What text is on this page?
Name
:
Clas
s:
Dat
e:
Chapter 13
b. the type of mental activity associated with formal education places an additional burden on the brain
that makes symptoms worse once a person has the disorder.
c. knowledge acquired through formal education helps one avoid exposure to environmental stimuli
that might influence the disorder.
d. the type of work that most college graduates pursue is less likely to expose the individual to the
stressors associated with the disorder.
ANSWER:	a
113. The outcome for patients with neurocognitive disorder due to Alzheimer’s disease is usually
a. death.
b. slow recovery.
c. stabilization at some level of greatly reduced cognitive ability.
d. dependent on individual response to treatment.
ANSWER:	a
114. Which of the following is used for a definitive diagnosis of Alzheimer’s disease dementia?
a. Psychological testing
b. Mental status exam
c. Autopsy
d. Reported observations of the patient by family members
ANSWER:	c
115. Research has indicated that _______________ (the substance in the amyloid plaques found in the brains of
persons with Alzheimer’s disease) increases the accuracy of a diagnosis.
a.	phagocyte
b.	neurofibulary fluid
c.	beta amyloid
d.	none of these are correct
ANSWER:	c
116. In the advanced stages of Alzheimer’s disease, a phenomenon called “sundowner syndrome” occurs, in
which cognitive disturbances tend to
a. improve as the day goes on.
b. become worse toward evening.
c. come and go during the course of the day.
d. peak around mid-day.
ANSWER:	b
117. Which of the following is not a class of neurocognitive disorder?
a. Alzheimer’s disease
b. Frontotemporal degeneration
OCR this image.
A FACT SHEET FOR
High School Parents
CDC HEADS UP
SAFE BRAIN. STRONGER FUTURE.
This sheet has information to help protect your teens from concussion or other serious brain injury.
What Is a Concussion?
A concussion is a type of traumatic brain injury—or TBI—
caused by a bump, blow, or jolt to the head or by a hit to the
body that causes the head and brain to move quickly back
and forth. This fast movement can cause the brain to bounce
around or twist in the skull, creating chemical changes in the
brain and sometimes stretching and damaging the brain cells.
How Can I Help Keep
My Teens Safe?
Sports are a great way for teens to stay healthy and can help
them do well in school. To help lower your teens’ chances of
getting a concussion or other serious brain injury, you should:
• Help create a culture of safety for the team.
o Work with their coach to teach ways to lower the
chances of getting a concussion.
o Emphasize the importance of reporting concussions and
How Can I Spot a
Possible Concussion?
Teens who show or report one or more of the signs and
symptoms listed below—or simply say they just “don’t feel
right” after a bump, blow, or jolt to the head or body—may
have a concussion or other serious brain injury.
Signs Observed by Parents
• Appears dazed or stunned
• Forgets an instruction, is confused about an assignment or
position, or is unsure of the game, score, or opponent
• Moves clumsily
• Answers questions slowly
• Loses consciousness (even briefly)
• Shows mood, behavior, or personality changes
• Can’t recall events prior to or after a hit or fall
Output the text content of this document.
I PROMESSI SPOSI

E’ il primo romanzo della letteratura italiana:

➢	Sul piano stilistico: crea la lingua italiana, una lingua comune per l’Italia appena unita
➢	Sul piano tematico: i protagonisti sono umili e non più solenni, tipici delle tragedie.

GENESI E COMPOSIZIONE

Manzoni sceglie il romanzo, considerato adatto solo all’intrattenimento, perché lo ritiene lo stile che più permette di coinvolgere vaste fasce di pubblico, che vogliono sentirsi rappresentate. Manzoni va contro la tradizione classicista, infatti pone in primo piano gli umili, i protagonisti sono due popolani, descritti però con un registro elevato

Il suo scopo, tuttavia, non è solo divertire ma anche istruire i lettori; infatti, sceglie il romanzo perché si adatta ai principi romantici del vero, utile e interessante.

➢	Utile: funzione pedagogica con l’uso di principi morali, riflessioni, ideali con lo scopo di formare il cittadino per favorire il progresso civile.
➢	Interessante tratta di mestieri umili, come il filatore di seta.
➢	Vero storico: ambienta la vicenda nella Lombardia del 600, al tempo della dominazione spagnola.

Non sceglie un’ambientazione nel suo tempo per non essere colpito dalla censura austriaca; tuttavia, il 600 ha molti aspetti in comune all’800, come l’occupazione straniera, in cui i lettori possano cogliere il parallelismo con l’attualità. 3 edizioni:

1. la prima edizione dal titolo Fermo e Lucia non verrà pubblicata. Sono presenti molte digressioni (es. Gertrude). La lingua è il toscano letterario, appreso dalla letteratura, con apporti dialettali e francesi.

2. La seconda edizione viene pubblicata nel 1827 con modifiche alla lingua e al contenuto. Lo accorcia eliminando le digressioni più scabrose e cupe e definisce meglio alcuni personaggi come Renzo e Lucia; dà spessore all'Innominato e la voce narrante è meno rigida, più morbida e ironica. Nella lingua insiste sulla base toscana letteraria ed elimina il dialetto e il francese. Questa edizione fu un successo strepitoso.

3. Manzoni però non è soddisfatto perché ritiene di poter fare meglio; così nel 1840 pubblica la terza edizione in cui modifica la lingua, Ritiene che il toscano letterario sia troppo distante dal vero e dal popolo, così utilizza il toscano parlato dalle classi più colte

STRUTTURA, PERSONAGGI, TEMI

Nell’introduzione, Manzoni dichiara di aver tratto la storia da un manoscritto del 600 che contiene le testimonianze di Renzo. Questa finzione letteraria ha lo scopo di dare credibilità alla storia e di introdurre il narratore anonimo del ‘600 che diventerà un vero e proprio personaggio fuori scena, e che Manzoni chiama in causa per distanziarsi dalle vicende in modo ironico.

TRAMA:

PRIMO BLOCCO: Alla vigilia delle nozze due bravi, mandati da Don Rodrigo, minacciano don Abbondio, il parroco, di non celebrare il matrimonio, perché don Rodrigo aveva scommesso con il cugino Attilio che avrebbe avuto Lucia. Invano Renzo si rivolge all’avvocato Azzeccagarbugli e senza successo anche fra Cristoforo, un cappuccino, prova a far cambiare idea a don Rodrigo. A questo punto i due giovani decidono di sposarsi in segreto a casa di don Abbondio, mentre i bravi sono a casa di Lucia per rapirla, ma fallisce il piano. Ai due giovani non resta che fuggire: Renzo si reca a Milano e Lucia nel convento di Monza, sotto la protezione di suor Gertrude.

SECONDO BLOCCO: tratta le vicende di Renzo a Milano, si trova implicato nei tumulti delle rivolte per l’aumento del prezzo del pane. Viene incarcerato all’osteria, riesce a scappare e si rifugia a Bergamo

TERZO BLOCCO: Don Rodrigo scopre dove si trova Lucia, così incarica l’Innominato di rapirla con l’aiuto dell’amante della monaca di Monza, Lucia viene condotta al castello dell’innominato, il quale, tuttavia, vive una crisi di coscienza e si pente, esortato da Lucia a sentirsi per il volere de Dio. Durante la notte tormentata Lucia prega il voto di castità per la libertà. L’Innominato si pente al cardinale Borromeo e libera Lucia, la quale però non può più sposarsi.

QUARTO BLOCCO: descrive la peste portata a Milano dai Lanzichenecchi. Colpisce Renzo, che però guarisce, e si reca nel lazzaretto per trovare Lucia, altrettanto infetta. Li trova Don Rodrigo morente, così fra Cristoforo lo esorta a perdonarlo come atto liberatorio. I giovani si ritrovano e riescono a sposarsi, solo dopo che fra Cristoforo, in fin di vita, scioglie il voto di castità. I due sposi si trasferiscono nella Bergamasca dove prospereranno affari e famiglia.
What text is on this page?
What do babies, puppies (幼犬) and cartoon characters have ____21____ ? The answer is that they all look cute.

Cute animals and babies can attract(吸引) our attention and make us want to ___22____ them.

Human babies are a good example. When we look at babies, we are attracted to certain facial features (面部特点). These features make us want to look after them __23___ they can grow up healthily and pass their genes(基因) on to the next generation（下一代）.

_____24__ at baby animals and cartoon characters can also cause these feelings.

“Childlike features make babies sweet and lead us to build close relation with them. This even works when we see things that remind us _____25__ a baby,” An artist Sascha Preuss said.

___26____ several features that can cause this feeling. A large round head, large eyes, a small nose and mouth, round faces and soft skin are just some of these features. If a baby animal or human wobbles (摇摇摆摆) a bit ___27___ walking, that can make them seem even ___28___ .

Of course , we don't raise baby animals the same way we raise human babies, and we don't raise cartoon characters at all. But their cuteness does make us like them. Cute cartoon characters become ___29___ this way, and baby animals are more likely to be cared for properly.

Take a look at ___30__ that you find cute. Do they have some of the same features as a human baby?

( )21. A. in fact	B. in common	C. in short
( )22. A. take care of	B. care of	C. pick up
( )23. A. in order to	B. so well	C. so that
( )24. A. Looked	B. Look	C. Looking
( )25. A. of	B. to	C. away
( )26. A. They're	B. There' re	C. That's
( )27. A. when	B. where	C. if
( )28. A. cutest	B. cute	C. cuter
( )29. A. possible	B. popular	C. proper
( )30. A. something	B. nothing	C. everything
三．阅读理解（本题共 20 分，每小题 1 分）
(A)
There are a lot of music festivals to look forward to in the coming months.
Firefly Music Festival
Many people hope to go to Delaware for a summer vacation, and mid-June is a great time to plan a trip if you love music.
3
------------------------------------------------------------
### INSTRUCTIONS TO FOLLOW
Find the lines above with the word "same". Copy them out.

### ANSWER TO THIS TASK
Of course , we don't raise baby animals the same way we raise human babies, and we don't raise cartoon characters at all. But their cuteness does make us like them. Cute cartoon characters become ___29___ this way, and baby animals are more likely to be cared for properly.
Take a look at ___30__ that you find cute. Do they have some of the same features as a human baby?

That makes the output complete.